- _SET TASK_:
Lines containing the string "this" are to be collected in full.
═════ INPUT RECORDS
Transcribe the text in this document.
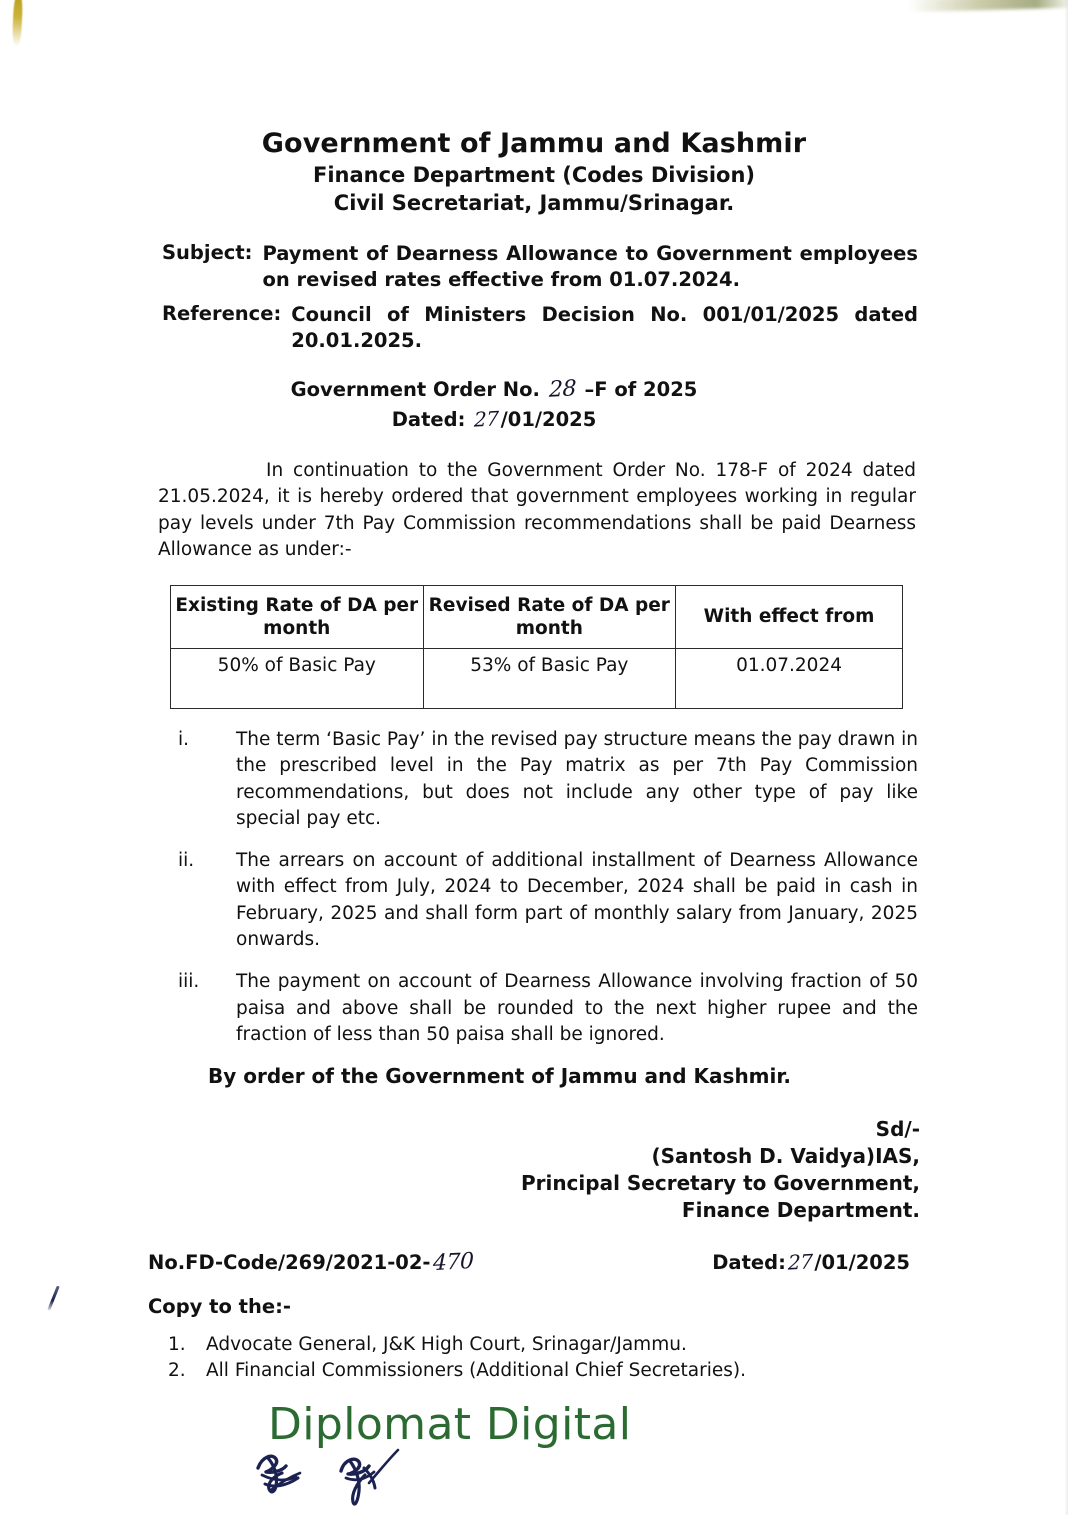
Government of Jammu and Kashmir
Finance Department (Codes Division)
Civil Secretariat, Jammu/Srinagar.
Subject: Payment of Dearness Allowance to Government employees on revised rates effective from 01.07.2024.
Reference: Council of Ministers Decision No. 001/01/2025 dated 20.01.2025.
Government Order No. 28 –F of 2025
Dated: 27/01/2025
In continuation to the Government Order No. 178-F of 2024 dated 21.05.2024, it is hereby ordered that government employees working in regular pay levels under 7th Pay Commission recommendations shall be paid Dearness Allowance as under:-
Existing Rate of DA per month	Revised Rate of DA per month	With effect from
50% of Basic Pay	53% of Basic Pay	01.07.2024
i.	The term ‘Basic Pay’ in the revised pay structure means the pay drawn in the prescribed level in the Pay matrix as per 7th Pay Commission recommendations, but does not include any other type of pay like special pay etc.
ii.	The arrears on account of additional installment of Dearness Allowance with effect from July, 2024 to December, 2024 shall be paid in cash in February, 2025 and shall form part of monthly salary from January, 2025 onwards.
iii.	The payment on account of Dearness Allowance involving fraction of 50 paisa and above shall be rounded to the next higher rupee and the fraction of less than 50 paisa shall be ignored.
By order of the Government of Jammu and Kashmir.
Sd/-
(Santosh D. Vaidya)IAS,
Principal Secretary to Government,
Finance Department.
No.FD-Code/269/2021-02-470	Dated:27/01/2025
Copy to the:-
1.	Advocate General, J&K High Court, Srinagar/Jammu.
2.	All Financial Commissioners (Additional Chief Secretaries).
Diplomat Digital
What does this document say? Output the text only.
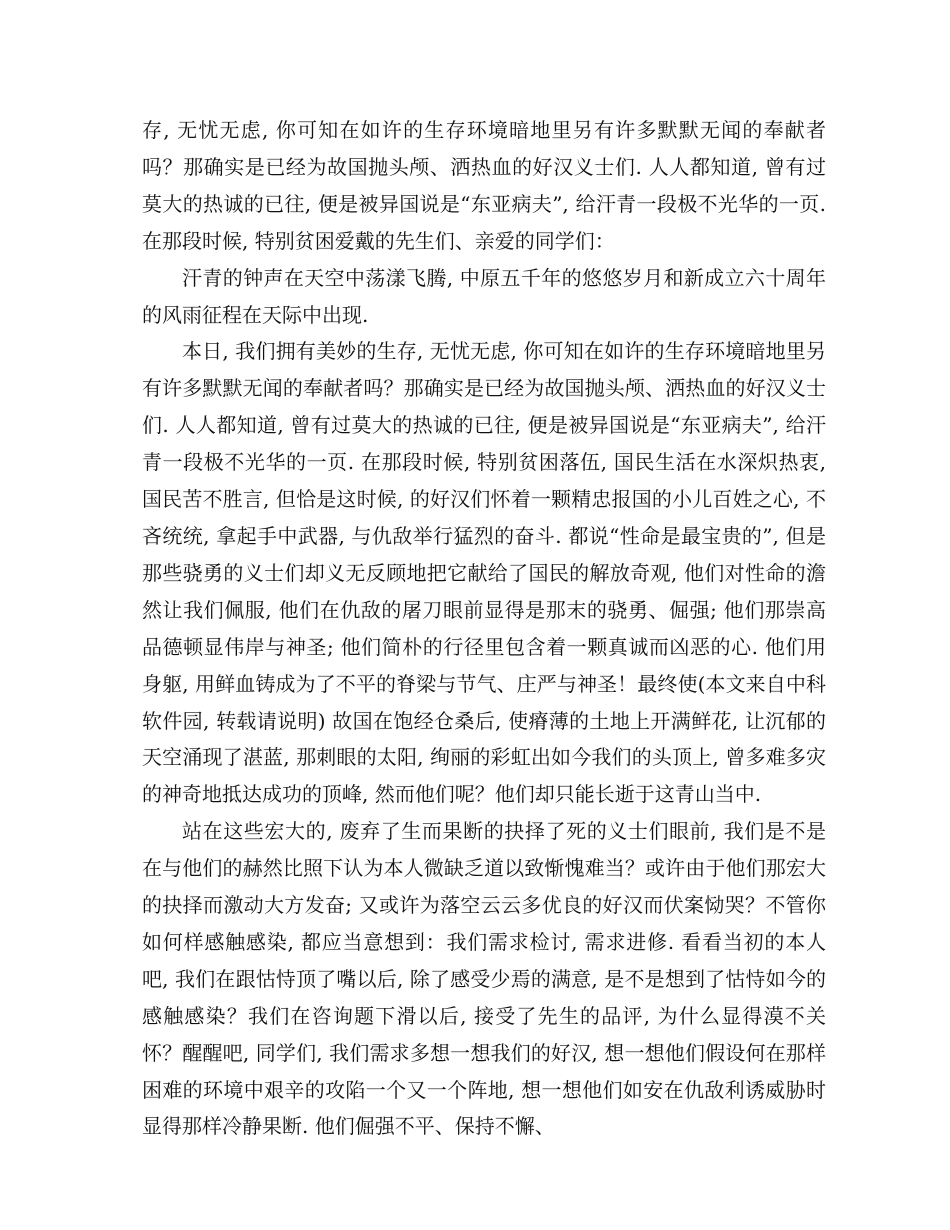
存, 无忧无虑, 你可知在如许的生存环境暗地里另有许多默默无闻的奉献者吗？那确实是已经为故国抛头颅、洒热血的好汉义士们. 人人都知道, 曾有过莫大的热诚的已往, 便是被异国说是“东亚病夫”, 给汗青一段极不光华的一页. 在那段时候, 特别贫困爱戴的先生们、亲爱的同学们：

汗青的钟声在天空中荡漾飞腾, 中原五千年的悠悠岁月和新成立六十周年的风雨征程在天际中出现.

本日, 我们拥有美妙的生存, 无忧无虑, 你可知在如许的生存环境暗地里另有许多默默无闻的奉献者吗？那确实是已经为故国抛头颅、洒热血的好汉义士们. 人人都知道, 曾有过莫大的热诚的已往, 便是被异国说是“东亚病夫”, 给汗青一段极不光华的一页. 在那段时候, 特别贫困落伍, 国民生活在水深炽热衷, 国民苦不胜言, 但恰是这时候, 的好汉们怀着一颗精忠报国的小儿百姓之心, 不吝统统, 拿起手中武器, 与仇敌举行猛烈的奋斗. 都说“性命是最宝贵的”, 但是那些骁勇的义士们却义无反顾地把它献给了国民的解放奇观, 他们对性命的澹然让我们佩服, 他们在仇敌的屠刀眼前显得是那末的骁勇、倔强; 他们那崇高品德顿显伟岸与神圣; 他们简朴的行径里包含着一颗真诚而凶恶的心. 他们用身躯, 用鲜血铸成为了不平的脊梁与节气、庄严与神圣！最终使(本文来自中科软件园, 转载请说明) 故国在饱经仓桑后, 使瘠薄的土地上开满鲜花, 让沉郁的天空涌现了湛蓝, 那刺眼的太阳, 绚丽的彩虹出如今我们的头顶上, 曾多难多灾的神奇地抵达成功的顶峰, 然而他们呢？他们却只能长逝于这青山当中.

站在这些宏大的, 废弃了生而果断的抉择了死的义士们眼前, 我们是不是在与他们的赫然比照下认为本人微缺乏道以致惭愧难当？或许由于他们那宏大的抉择而激动大方发奋; 又或许为落空云云多优良的好汉而伏案恸哭？不管你如何样感触感染, 都应当意想到：我们需求检讨, 需求进修. 看看当初的本人吧, 我们在跟怙恃顶了嘴以后, 除了感受少焉的满意, 是不是想到了怙恃如今的感触感染？我们在咨询题下滑以后, 接受了先生的品评, 为什么显得漠不关怀？醒醒吧, 同学们, 我们需求多想一想我们的好汉, 想一想他们假设何在那样困难的环境中艰辛的攻陷一个又一个阵地, 想一想他们如安在仇敌利诱威胁时显得那样冷静果断. 他们倔强不平、保持不懈、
══════════
- _WRITTEN SOLUTION_:
Transcribe the text in this document.
What does this document say? Output the text only.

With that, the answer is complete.